EXERCISE DETAILS:
Your task is to copy each line that has the word "зображень".

RECORD LIST:
---

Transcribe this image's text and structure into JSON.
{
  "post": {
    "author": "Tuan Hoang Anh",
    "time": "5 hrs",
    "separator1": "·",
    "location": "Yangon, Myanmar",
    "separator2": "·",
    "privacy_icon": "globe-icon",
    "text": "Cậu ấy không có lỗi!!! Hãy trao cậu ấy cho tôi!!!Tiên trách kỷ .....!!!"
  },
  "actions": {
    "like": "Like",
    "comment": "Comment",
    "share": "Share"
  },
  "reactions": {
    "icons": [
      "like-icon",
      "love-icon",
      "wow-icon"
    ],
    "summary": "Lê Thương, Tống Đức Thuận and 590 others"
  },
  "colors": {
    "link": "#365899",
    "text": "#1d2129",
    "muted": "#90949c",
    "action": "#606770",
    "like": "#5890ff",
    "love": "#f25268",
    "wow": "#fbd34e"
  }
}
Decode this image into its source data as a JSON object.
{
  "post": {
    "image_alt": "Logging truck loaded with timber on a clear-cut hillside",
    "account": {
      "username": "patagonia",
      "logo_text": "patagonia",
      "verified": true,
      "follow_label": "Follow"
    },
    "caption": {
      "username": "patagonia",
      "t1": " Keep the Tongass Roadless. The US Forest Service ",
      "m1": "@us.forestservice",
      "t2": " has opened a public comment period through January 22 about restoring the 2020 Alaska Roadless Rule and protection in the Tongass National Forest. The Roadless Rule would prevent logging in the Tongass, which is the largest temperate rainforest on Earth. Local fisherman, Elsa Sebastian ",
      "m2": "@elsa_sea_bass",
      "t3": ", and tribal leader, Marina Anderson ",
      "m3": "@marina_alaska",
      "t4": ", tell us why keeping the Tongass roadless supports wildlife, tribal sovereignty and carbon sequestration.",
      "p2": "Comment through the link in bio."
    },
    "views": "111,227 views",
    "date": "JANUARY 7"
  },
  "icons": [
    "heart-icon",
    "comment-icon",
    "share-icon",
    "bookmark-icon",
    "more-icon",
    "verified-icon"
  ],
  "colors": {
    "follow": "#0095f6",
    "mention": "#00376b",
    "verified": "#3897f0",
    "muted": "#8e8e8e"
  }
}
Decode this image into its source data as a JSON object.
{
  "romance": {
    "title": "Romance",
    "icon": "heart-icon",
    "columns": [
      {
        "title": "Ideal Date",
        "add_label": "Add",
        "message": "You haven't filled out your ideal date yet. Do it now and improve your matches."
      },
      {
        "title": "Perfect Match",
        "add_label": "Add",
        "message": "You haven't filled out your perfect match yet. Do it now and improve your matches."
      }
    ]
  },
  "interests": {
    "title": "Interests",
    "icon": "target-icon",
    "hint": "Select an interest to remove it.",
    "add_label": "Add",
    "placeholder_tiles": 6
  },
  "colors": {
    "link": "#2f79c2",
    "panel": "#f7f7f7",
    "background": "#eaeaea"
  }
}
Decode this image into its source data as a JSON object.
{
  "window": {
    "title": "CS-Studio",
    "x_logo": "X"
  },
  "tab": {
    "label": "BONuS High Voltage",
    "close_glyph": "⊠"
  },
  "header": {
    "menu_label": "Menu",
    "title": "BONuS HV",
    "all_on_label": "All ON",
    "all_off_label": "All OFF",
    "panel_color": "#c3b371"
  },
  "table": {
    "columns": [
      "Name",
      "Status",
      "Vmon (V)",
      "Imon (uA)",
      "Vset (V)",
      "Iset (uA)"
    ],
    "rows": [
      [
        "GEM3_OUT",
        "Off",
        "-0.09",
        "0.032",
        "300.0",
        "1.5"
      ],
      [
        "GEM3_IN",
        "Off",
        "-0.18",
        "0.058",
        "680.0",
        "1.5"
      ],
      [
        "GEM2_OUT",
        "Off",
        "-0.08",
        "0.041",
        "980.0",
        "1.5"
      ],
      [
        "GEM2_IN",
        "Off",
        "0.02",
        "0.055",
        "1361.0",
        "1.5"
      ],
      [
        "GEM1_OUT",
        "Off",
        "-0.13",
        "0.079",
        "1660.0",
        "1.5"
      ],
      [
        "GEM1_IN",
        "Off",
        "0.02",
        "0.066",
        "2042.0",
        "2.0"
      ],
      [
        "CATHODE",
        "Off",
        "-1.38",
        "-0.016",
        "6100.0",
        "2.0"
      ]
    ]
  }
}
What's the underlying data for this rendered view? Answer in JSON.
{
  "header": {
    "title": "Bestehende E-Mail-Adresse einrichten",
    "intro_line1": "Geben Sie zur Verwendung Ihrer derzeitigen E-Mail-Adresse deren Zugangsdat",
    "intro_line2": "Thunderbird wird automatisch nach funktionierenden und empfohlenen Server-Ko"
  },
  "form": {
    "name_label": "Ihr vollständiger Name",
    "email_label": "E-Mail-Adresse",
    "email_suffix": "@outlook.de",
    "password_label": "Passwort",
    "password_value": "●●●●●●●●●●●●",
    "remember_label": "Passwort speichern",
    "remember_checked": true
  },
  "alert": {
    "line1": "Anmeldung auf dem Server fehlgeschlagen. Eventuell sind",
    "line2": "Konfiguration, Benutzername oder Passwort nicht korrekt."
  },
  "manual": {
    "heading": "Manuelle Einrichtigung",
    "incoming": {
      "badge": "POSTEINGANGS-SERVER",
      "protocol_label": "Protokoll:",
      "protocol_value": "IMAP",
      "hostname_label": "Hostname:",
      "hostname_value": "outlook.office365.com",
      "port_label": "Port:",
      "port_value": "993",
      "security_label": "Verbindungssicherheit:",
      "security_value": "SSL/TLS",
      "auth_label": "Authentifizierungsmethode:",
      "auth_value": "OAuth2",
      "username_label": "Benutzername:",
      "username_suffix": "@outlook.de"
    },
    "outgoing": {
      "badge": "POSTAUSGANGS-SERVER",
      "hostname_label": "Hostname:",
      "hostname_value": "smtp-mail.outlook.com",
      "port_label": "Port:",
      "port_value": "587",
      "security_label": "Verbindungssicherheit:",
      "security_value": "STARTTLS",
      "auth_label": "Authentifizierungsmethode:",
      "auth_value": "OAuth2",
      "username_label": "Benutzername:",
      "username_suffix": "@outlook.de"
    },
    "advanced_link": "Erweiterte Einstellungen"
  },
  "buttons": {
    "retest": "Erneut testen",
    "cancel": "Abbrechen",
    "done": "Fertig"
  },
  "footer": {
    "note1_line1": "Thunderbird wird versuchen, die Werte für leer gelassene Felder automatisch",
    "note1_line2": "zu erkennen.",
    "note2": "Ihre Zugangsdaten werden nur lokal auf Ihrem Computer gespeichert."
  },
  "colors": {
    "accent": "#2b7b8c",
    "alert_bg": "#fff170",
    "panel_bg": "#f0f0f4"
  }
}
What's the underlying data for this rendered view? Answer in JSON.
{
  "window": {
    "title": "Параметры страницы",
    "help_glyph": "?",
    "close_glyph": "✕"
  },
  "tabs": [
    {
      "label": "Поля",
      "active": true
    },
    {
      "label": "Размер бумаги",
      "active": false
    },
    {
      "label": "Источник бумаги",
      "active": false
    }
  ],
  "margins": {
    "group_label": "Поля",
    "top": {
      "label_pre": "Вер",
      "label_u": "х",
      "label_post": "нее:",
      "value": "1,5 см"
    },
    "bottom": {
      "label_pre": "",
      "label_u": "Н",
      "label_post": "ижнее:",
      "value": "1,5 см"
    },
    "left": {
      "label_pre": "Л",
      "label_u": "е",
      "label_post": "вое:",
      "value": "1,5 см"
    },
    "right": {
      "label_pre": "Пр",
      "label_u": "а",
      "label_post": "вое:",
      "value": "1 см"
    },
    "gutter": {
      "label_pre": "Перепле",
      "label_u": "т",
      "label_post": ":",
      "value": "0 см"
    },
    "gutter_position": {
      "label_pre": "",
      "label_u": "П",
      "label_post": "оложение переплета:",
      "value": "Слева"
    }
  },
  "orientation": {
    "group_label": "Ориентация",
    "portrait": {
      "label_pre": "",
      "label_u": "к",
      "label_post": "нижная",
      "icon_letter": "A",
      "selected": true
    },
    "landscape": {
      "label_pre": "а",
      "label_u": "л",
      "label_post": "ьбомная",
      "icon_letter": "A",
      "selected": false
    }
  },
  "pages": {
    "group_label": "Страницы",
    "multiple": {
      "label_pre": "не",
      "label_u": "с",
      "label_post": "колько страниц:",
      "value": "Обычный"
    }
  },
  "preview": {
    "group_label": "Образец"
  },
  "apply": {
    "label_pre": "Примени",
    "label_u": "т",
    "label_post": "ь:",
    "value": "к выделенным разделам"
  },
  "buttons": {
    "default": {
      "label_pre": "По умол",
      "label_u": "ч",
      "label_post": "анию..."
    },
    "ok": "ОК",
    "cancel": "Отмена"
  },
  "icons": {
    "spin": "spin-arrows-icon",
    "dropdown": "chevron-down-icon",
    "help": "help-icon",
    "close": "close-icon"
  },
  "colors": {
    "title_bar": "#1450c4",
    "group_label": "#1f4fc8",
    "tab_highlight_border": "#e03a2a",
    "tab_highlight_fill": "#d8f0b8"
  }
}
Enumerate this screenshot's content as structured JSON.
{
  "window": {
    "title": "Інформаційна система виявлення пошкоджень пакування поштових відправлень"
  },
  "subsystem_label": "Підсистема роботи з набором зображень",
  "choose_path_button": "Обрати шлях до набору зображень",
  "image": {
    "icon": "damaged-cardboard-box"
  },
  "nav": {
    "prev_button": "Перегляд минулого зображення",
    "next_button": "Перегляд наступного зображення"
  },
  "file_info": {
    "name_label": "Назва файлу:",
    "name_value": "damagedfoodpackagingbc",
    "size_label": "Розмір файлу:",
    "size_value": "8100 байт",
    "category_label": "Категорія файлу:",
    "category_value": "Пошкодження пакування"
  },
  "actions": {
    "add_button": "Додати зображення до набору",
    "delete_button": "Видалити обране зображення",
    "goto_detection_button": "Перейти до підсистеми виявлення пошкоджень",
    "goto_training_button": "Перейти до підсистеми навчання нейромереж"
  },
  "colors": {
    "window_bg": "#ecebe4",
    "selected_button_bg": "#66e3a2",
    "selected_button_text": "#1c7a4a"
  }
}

---

EXERCISE ANSWER:
  "subsystem_label": "Підсистема роботи з набором зображень",
  "choose_path_button": "Обрати шлях до набору зображень",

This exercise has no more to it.